-- start --

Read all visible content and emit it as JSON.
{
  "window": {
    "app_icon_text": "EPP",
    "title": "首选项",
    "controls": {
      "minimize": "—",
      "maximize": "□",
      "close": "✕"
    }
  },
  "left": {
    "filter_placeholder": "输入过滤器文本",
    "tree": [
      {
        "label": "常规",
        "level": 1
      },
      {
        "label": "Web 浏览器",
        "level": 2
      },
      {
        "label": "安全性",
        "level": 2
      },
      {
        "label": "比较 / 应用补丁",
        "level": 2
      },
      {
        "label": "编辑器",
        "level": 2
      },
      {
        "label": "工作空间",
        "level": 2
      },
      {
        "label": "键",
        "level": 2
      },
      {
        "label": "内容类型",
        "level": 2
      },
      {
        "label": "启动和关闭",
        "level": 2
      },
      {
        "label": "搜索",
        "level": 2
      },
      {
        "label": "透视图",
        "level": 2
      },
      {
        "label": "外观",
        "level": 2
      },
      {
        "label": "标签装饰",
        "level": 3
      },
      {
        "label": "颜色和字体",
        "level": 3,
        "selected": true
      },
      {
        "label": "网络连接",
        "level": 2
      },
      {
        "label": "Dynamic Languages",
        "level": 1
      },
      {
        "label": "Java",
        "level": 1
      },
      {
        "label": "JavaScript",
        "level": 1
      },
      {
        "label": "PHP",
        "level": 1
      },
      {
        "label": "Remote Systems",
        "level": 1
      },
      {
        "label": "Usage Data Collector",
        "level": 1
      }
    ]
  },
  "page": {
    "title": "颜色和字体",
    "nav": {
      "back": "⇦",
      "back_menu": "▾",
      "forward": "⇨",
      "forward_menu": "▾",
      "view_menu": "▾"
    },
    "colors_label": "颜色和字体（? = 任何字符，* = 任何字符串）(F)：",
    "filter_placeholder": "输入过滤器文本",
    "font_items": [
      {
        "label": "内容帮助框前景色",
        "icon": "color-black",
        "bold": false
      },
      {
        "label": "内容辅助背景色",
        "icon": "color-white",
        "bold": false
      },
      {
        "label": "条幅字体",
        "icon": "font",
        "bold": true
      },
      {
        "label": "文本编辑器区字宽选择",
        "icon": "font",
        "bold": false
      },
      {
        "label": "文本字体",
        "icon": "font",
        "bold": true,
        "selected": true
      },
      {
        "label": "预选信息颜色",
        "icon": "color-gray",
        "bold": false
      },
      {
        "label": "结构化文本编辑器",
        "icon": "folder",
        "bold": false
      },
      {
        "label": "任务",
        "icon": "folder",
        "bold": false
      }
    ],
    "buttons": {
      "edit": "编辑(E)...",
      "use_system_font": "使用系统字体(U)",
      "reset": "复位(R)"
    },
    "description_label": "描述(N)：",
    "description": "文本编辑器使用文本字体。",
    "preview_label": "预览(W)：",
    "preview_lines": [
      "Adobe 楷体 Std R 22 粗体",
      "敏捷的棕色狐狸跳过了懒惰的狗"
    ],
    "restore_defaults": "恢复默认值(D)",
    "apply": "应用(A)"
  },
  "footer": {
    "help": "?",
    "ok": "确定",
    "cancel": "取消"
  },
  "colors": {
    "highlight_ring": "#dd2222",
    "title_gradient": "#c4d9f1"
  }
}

-- end --

◆ **THE TASK**: Work out how many lines of the data hold the string "true". Reply with that number alone.

◆ **EXPECTED OUTPUT**: 4